The problem: Identify and pull out each line of the entries in which "type" occurs.

---------- Records to use ----------

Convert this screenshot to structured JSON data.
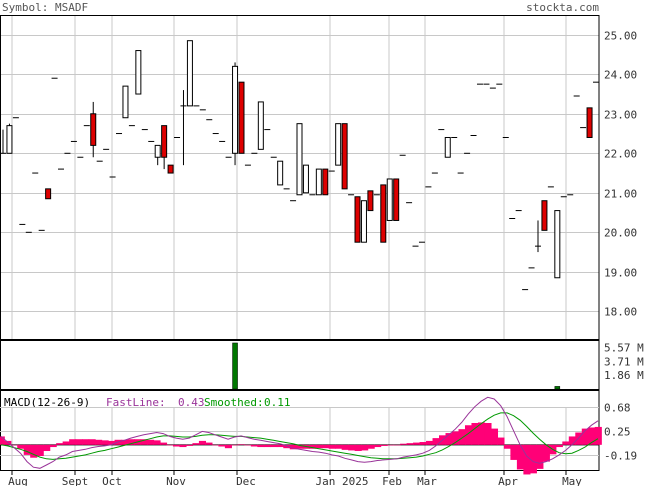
{
  "header": {
    "symbol_label": "Symbol: MSADF",
    "brand": "stockta.com"
  },
  "colors": {
    "up": "#ffffff",
    "down": "#dd0000",
    "grid": "#c8c8c8",
    "volume": "#007700",
    "hist": "#ff0077",
    "fastline": "#993399",
    "smoothed": "#009900"
  },
  "chart_data": [
    {
      "type": "candlestick",
      "panel": "price",
      "y_ticks": [
        "25.00",
        "24.00",
        "23.00",
        "22.00",
        "21.00",
        "20.00",
        "19.00",
        "18.00"
      ],
      "ylim": [
        17.3,
        25.5
      ],
      "x_ticks": [
        "Aug",
        "Sept",
        "Oct",
        "Nov",
        "Dec",
        "Jan 2025",
        "Feb",
        "Mar",
        "Apr",
        "May"
      ],
      "candles": [
        {
          "x": 1,
          "o": 22.0,
          "c": 22.0,
          "h": 22.6,
          "l": 22.0,
          "d": "flat"
        },
        {
          "x": 2,
          "o": 22.0,
          "c": 22.7,
          "h": 22.75,
          "l": 22.0,
          "d": "up"
        },
        {
          "x": 3,
          "o": 22.9,
          "c": 22.9,
          "h": 22.9,
          "l": 22.9,
          "d": "flat"
        },
        {
          "x": 4,
          "o": 20.2,
          "c": 20.2,
          "h": 20.2,
          "l": 20.2,
          "d": "flat"
        },
        {
          "x": 5,
          "o": 20.0,
          "c": 20.0,
          "h": 20.0,
          "l": 20.0,
          "d": "flat"
        },
        {
          "x": 6,
          "o": 21.5,
          "c": 21.5,
          "h": 21.5,
          "l": 21.5,
          "d": "flat"
        },
        {
          "x": 7,
          "o": 20.05,
          "c": 20.05,
          "h": 20.05,
          "l": 20.05,
          "d": "flat"
        },
        {
          "x": 8,
          "o": 21.1,
          "c": 20.85,
          "h": 21.1,
          "l": 20.85,
          "d": "down"
        },
        {
          "x": 9,
          "o": 23.9,
          "c": 23.9,
          "h": 23.9,
          "l": 23.9,
          "d": "flat"
        },
        {
          "x": 10,
          "o": 21.6,
          "c": 21.6,
          "h": 21.6,
          "l": 21.6,
          "d": "flat"
        },
        {
          "x": 11,
          "o": 22.0,
          "c": 22.0,
          "h": 22.0,
          "l": 22.0,
          "d": "flat"
        },
        {
          "x": 12,
          "o": 22.3,
          "c": 22.3,
          "h": 22.3,
          "l": 22.3,
          "d": "flat"
        },
        {
          "x": 13,
          "o": 21.9,
          "c": 21.9,
          "h": 21.9,
          "l": 21.9,
          "d": "flat"
        },
        {
          "x": 14,
          "o": 22.7,
          "c": 22.7,
          "h": 22.7,
          "l": 22.7,
          "d": "flat"
        },
        {
          "x": 15,
          "o": 23.0,
          "c": 22.2,
          "h": 23.3,
          "l": 21.9,
          "d": "down"
        },
        {
          "x": 16,
          "o": 21.8,
          "c": 21.8,
          "h": 21.8,
          "l": 21.8,
          "d": "flat"
        },
        {
          "x": 17,
          "o": 22.1,
          "c": 22.1,
          "h": 22.1,
          "l": 22.1,
          "d": "flat"
        },
        {
          "x": 18,
          "o": 21.4,
          "c": 21.4,
          "h": 21.4,
          "l": 21.4,
          "d": "flat"
        },
        {
          "x": 19,
          "o": 22.5,
          "c": 22.5,
          "h": 22.5,
          "l": 22.5,
          "d": "flat"
        },
        {
          "x": 20,
          "o": 22.9,
          "c": 23.7,
          "h": 23.7,
          "l": 22.9,
          "d": "up"
        },
        {
          "x": 21,
          "o": 22.7,
          "c": 22.7,
          "h": 22.7,
          "l": 22.7,
          "d": "flat"
        },
        {
          "x": 22,
          "o": 23.5,
          "c": 24.6,
          "h": 24.6,
          "l": 23.5,
          "d": "up"
        },
        {
          "x": 23,
          "o": 22.6,
          "c": 22.6,
          "h": 22.6,
          "l": 22.6,
          "d": "flat"
        },
        {
          "x": 24,
          "o": 22.3,
          "c": 22.3,
          "h": 22.3,
          "l": 22.3,
          "d": "flat"
        },
        {
          "x": 25,
          "o": 21.9,
          "c": 22.2,
          "h": 22.2,
          "l": 21.7,
          "d": "up"
        },
        {
          "x": 26,
          "o": 22.7,
          "c": 21.9,
          "h": 22.7,
          "l": 21.6,
          "d": "down"
        },
        {
          "x": 27,
          "o": 21.7,
          "c": 21.5,
          "h": 21.7,
          "l": 21.5,
          "d": "down"
        },
        {
          "x": 28,
          "o": 22.4,
          "c": 22.4,
          "h": 22.4,
          "l": 22.4,
          "d": "flat"
        },
        {
          "x": 29,
          "o": 23.2,
          "c": 23.2,
          "h": 23.6,
          "l": 21.7,
          "d": "flat"
        },
        {
          "x": 30,
          "o": 23.2,
          "c": 24.85,
          "h": 24.85,
          "l": 23.2,
          "d": "up"
        },
        {
          "x": 31,
          "o": 23.2,
          "c": 23.2,
          "h": 23.2,
          "l": 23.2,
          "d": "flat"
        },
        {
          "x": 32,
          "o": 23.1,
          "c": 23.1,
          "h": 23.1,
          "l": 23.1,
          "d": "flat"
        },
        {
          "x": 33,
          "o": 22.85,
          "c": 22.85,
          "h": 22.85,
          "l": 22.85,
          "d": "flat"
        },
        {
          "x": 34,
          "o": 22.5,
          "c": 22.5,
          "h": 22.5,
          "l": 22.5,
          "d": "flat"
        },
        {
          "x": 35,
          "o": 22.3,
          "c": 22.3,
          "h": 22.3,
          "l": 22.3,
          "d": "flat"
        },
        {
          "x": 36,
          "o": 21.9,
          "c": 21.9,
          "h": 21.9,
          "l": 21.9,
          "d": "flat"
        },
        {
          "x": 37,
          "o": 24.2,
          "c": 22.0,
          "h": 24.3,
          "l": 21.7,
          "d": "up"
        },
        {
          "x": 38,
          "o": 23.8,
          "c": 22.0,
          "h": 23.8,
          "l": 22.0,
          "d": "down"
        },
        {
          "x": 39,
          "o": 21.7,
          "c": 21.7,
          "h": 21.7,
          "l": 21.7,
          "d": "flat"
        },
        {
          "x": 40,
          "o": 22.0,
          "c": 22.0,
          "h": 22.0,
          "l": 22.0,
          "d": "flat"
        },
        {
          "x": 41,
          "o": 22.1,
          "c": 23.3,
          "h": 23.3,
          "l": 22.1,
          "d": "up"
        },
        {
          "x": 42,
          "o": 22.6,
          "c": 22.6,
          "h": 22.6,
          "l": 22.6,
          "d": "flat"
        },
        {
          "x": 43,
          "o": 21.9,
          "c": 21.9,
          "h": 21.9,
          "l": 21.9,
          "d": "flat"
        },
        {
          "x": 44,
          "o": 21.2,
          "c": 21.8,
          "h": 21.8,
          "l": 21.2,
          "d": "up"
        },
        {
          "x": 45,
          "o": 21.1,
          "c": 21.1,
          "h": 21.1,
          "l": 21.1,
          "d": "flat"
        },
        {
          "x": 46,
          "o": 20.8,
          "c": 20.8,
          "h": 20.8,
          "l": 20.8,
          "d": "flat"
        },
        {
          "x": 47,
          "o": 20.95,
          "c": 22.75,
          "h": 22.75,
          "l": 20.95,
          "d": "up"
        },
        {
          "x": 48,
          "o": 21.0,
          "c": 21.7,
          "h": 21.7,
          "l": 21.0,
          "d": "up"
        },
        {
          "x": 49,
          "o": 20.95,
          "c": 20.95,
          "h": 20.95,
          "l": 20.95,
          "d": "flat"
        },
        {
          "x": 50,
          "o": 20.95,
          "c": 21.6,
          "h": 21.6,
          "l": 20.95,
          "d": "up"
        },
        {
          "x": 51,
          "o": 21.6,
          "c": 20.95,
          "h": 21.6,
          "l": 20.95,
          "d": "down"
        },
        {
          "x": 52,
          "o": 21.55,
          "c": 21.55,
          "h": 21.55,
          "l": 21.55,
          "d": "flat"
        },
        {
          "x": 53,
          "o": 21.7,
          "c": 22.75,
          "h": 22.75,
          "l": 21.7,
          "d": "up"
        },
        {
          "x": 54,
          "o": 22.75,
          "c": 21.1,
          "h": 22.75,
          "l": 21.1,
          "d": "down"
        },
        {
          "x": 55,
          "o": 20.95,
          "c": 20.95,
          "h": 20.95,
          "l": 20.95,
          "d": "flat"
        },
        {
          "x": 56,
          "o": 20.9,
          "c": 19.75,
          "h": 20.9,
          "l": 19.75,
          "d": "down"
        },
        {
          "x": 57,
          "o": 19.75,
          "c": 20.8,
          "h": 20.8,
          "l": 19.75,
          "d": "up"
        },
        {
          "x": 58,
          "o": 21.05,
          "c": 20.55,
          "h": 21.05,
          "l": 20.55,
          "d": "down"
        },
        {
          "x": 59,
          "o": 20.95,
          "c": 20.95,
          "h": 20.95,
          "l": 20.95,
          "d": "flat"
        },
        {
          "x": 60,
          "o": 21.2,
          "c": 19.75,
          "h": 21.2,
          "l": 19.75,
          "d": "down"
        },
        {
          "x": 61,
          "o": 20.3,
          "c": 21.35,
          "h": 21.35,
          "l": 20.3,
          "d": "up"
        },
        {
          "x": 62,
          "o": 21.35,
          "c": 20.3,
          "h": 21.35,
          "l": 20.3,
          "d": "down"
        },
        {
          "x": 63,
          "o": 21.95,
          "c": 21.95,
          "h": 21.95,
          "l": 21.95,
          "d": "flat"
        },
        {
          "x": 64,
          "o": 20.75,
          "c": 20.75,
          "h": 20.75,
          "l": 20.75,
          "d": "flat"
        },
        {
          "x": 65,
          "o": 19.65,
          "c": 19.65,
          "h": 19.65,
          "l": 19.65,
          "d": "flat"
        },
        {
          "x": 66,
          "o": 19.75,
          "c": 19.75,
          "h": 19.75,
          "l": 19.75,
          "d": "flat"
        },
        {
          "x": 67,
          "o": 21.15,
          "c": 21.15,
          "h": 21.15,
          "l": 21.15,
          "d": "flat"
        },
        {
          "x": 68,
          "o": 21.5,
          "c": 21.5,
          "h": 21.5,
          "l": 21.5,
          "d": "flat"
        },
        {
          "x": 69,
          "o": 22.6,
          "c": 22.6,
          "h": 22.6,
          "l": 22.6,
          "d": "flat"
        },
        {
          "x": 70,
          "o": 21.9,
          "c": 22.4,
          "h": 22.4,
          "l": 21.9,
          "d": "up"
        },
        {
          "x": 71,
          "o": 22.4,
          "c": 22.4,
          "h": 22.4,
          "l": 22.4,
          "d": "flat"
        },
        {
          "x": 72,
          "o": 21.5,
          "c": 21.5,
          "h": 21.5,
          "l": 21.5,
          "d": "flat"
        },
        {
          "x": 73,
          "o": 22.0,
          "c": 22.0,
          "h": 22.0,
          "l": 22.0,
          "d": "flat"
        },
        {
          "x": 74,
          "o": 22.45,
          "c": 22.45,
          "h": 22.45,
          "l": 22.45,
          "d": "flat"
        },
        {
          "x": 75,
          "o": 23.75,
          "c": 23.75,
          "h": 23.75,
          "l": 23.75,
          "d": "flat"
        },
        {
          "x": 76,
          "o": 23.75,
          "c": 23.75,
          "h": 23.75,
          "l": 23.75,
          "d": "flat"
        },
        {
          "x": 77,
          "o": 23.65,
          "c": 23.65,
          "h": 23.65,
          "l": 23.65,
          "d": "flat"
        },
        {
          "x": 78,
          "o": 23.75,
          "c": 23.75,
          "h": 23.75,
          "l": 23.75,
          "d": "flat"
        },
        {
          "x": 79,
          "o": 22.4,
          "c": 22.4,
          "h": 22.4,
          "l": 22.4,
          "d": "flat"
        },
        {
          "x": 80,
          "o": 20.35,
          "c": 20.35,
          "h": 20.35,
          "l": 20.35,
          "d": "flat"
        },
        {
          "x": 81,
          "o": 20.55,
          "c": 20.55,
          "h": 20.55,
          "l": 20.55,
          "d": "flat"
        },
        {
          "x": 82,
          "o": 18.55,
          "c": 18.55,
          "h": 18.55,
          "l": 18.55,
          "d": "flat"
        },
        {
          "x": 83,
          "o": 19.1,
          "c": 19.1,
          "h": 19.1,
          "l": 19.1,
          "d": "flat"
        },
        {
          "x": 84,
          "o": 19.65,
          "c": 19.65,
          "h": 20.3,
          "l": 19.5,
          "d": "flat"
        },
        {
          "x": 85,
          "o": 20.8,
          "c": 20.05,
          "h": 20.8,
          "l": 20.05,
          "d": "down"
        },
        {
          "x": 86,
          "o": 21.15,
          "c": 21.15,
          "h": 21.15,
          "l": 21.15,
          "d": "flat"
        },
        {
          "x": 87,
          "o": 18.85,
          "c": 20.55,
          "h": 20.55,
          "l": 18.85,
          "d": "up"
        },
        {
          "x": 88,
          "o": 20.9,
          "c": 20.9,
          "h": 20.9,
          "l": 20.9,
          "d": "flat"
        },
        {
          "x": 89,
          "o": 20.95,
          "c": 20.95,
          "h": 20.95,
          "l": 20.95,
          "d": "flat"
        },
        {
          "x": 90,
          "o": 23.45,
          "c": 23.45,
          "h": 23.45,
          "l": 23.45,
          "d": "flat"
        },
        {
          "x": 91,
          "o": 22.65,
          "c": 22.65,
          "h": 22.65,
          "l": 22.65,
          "d": "flat"
        },
        {
          "x": 92,
          "o": 23.15,
          "c": 22.4,
          "h": 23.15,
          "l": 22.4,
          "d": "down"
        },
        {
          "x": 93,
          "o": 23.8,
          "c": 23.8,
          "h": 23.8,
          "l": 23.8,
          "d": "flat"
        }
      ]
    },
    {
      "type": "bar",
      "panel": "volume",
      "y_ticks": [
        "5.57 M",
        "3.71 M",
        "1.86 M"
      ],
      "ylim": [
        0,
        6.6
      ],
      "bars": [
        {
          "x": 37,
          "v": 6.2
        },
        {
          "x": 87,
          "v": 0.35
        }
      ]
    },
    {
      "type": "line",
      "panel": "macd",
      "title": "MACD(12-26-9)",
      "fast_label": "FastLine:",
      "fast_value": "0.43",
      "smooth_label": "Smoothed:",
      "smooth_value": "0.11",
      "y_ticks": [
        "0.68",
        "0.25",
        "-0.19"
      ],
      "ylim": [
        -0.45,
        0.98
      ],
      "fast": [
        0.15,
        0.05,
        -0.05,
        -0.15,
        -0.3,
        -0.4,
        -0.42,
        -0.36,
        -0.3,
        -0.22,
        -0.18,
        -0.12,
        -0.1,
        -0.08,
        -0.05,
        -0.03,
        -0.02,
        0.0,
        0.05,
        0.08,
        0.12,
        0.15,
        0.18,
        0.2,
        0.22,
        0.2,
        0.15,
        0.12,
        0.1,
        0.12,
        0.18,
        0.24,
        0.22,
        0.18,
        0.14,
        0.1,
        0.14,
        0.16,
        0.13,
        0.1,
        0.08,
        0.06,
        0.04,
        0.02,
        -0.02,
        -0.06,
        -0.08,
        -0.1,
        -0.12,
        -0.13,
        -0.15,
        -0.18,
        -0.2,
        -0.24,
        -0.27,
        -0.3,
        -0.31,
        -0.3,
        -0.28,
        -0.27,
        -0.26,
        -0.25,
        -0.22,
        -0.2,
        -0.18,
        -0.15,
        -0.1,
        -0.02,
        0.08,
        0.18,
        0.28,
        0.4,
        0.55,
        0.68,
        0.78,
        0.85,
        0.82,
        0.7,
        0.5,
        0.25,
        0.0,
        -0.2,
        -0.3,
        -0.33,
        -0.3,
        -0.25,
        -0.18,
        -0.1,
        0.0,
        0.12,
        0.25,
        0.35,
        0.43
      ],
      "smoothed": [
        0.0,
        -0.02,
        -0.05,
        -0.08,
        -0.12,
        -0.17,
        -0.22,
        -0.25,
        -0.26,
        -0.25,
        -0.24,
        -0.22,
        -0.2,
        -0.18,
        -0.15,
        -0.12,
        -0.1,
        -0.07,
        -0.04,
        -0.01,
        0.02,
        0.05,
        0.08,
        0.11,
        0.14,
        0.16,
        0.16,
        0.15,
        0.14,
        0.14,
        0.15,
        0.17,
        0.18,
        0.18,
        0.17,
        0.16,
        0.15,
        0.15,
        0.14,
        0.13,
        0.12,
        0.1,
        0.08,
        0.06,
        0.04,
        0.02,
        -0.01,
        -0.03,
        -0.05,
        -0.07,
        -0.09,
        -0.11,
        -0.13,
        -0.15,
        -0.17,
        -0.19,
        -0.21,
        -0.23,
        -0.24,
        -0.25,
        -0.25,
        -0.25,
        -0.24,
        -0.23,
        -0.22,
        -0.2,
        -0.17,
        -0.14,
        -0.09,
        -0.03,
        0.04,
        0.12,
        0.2,
        0.29,
        0.38,
        0.46,
        0.53,
        0.57,
        0.57,
        0.52,
        0.44,
        0.33,
        0.21,
        0.1,
        0.0,
        -0.08,
        -0.14,
        -0.16,
        -0.15,
        -0.1,
        -0.04,
        0.04,
        0.11
      ]
    }
  ]
}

----------

Task solution:
      "type": "candlestick",
      "type": "bar",
      "type": "line",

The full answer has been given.